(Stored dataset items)
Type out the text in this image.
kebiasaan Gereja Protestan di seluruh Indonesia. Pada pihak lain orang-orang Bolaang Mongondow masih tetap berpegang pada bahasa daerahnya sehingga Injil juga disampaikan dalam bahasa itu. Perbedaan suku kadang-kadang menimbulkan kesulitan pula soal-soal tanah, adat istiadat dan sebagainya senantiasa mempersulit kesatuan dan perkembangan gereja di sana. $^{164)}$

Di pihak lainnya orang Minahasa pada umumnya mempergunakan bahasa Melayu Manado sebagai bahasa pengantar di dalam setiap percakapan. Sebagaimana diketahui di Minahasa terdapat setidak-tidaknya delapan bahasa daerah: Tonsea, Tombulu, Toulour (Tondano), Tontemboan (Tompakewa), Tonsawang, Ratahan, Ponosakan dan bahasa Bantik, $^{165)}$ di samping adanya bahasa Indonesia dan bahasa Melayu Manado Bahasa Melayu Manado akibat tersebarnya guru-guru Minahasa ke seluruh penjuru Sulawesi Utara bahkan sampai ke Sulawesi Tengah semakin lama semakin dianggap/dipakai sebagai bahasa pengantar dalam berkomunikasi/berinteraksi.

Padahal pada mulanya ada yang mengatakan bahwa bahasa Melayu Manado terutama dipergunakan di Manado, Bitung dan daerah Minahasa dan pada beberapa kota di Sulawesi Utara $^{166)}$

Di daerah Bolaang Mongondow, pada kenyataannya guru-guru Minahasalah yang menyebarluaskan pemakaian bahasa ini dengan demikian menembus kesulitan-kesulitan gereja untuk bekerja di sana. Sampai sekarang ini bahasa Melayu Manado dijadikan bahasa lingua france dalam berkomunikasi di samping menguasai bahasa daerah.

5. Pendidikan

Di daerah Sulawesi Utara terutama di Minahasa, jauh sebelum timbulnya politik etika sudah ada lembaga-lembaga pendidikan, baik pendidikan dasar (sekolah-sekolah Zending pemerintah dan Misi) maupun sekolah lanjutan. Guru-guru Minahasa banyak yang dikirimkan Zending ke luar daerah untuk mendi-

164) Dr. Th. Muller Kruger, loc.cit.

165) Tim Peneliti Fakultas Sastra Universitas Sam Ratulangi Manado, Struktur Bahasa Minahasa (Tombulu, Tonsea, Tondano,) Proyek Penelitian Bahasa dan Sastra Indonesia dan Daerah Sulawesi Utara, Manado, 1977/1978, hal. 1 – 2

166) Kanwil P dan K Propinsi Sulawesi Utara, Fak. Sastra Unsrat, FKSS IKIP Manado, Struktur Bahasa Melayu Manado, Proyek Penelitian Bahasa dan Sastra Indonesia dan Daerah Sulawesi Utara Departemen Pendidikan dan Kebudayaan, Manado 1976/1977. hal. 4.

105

## To do
Copy each line holding the word "terutama" from the listing above.

## Task response
Padahal pada mulanya ada yang mengatakan bahwa bahasa Melayu Manado terutama dipergunakan di Manado, Bitung dan daerah Minahasa dan pada beberapa kota di Sulawesi Utara $^{166)}$
Di daerah Sulawesi Utara terutama di Minahasa, jauh sebelum timbulnya politik etika sudah ada lembaga-lembaga pendidikan, baik pendidikan dasar (sekolah-sekolah Zending pemerintah dan Misi) maupun sekolah lanjutan. Guru-guru Minahasa banyak yang dikirimkan Zending ke luar daerah untuk mendi-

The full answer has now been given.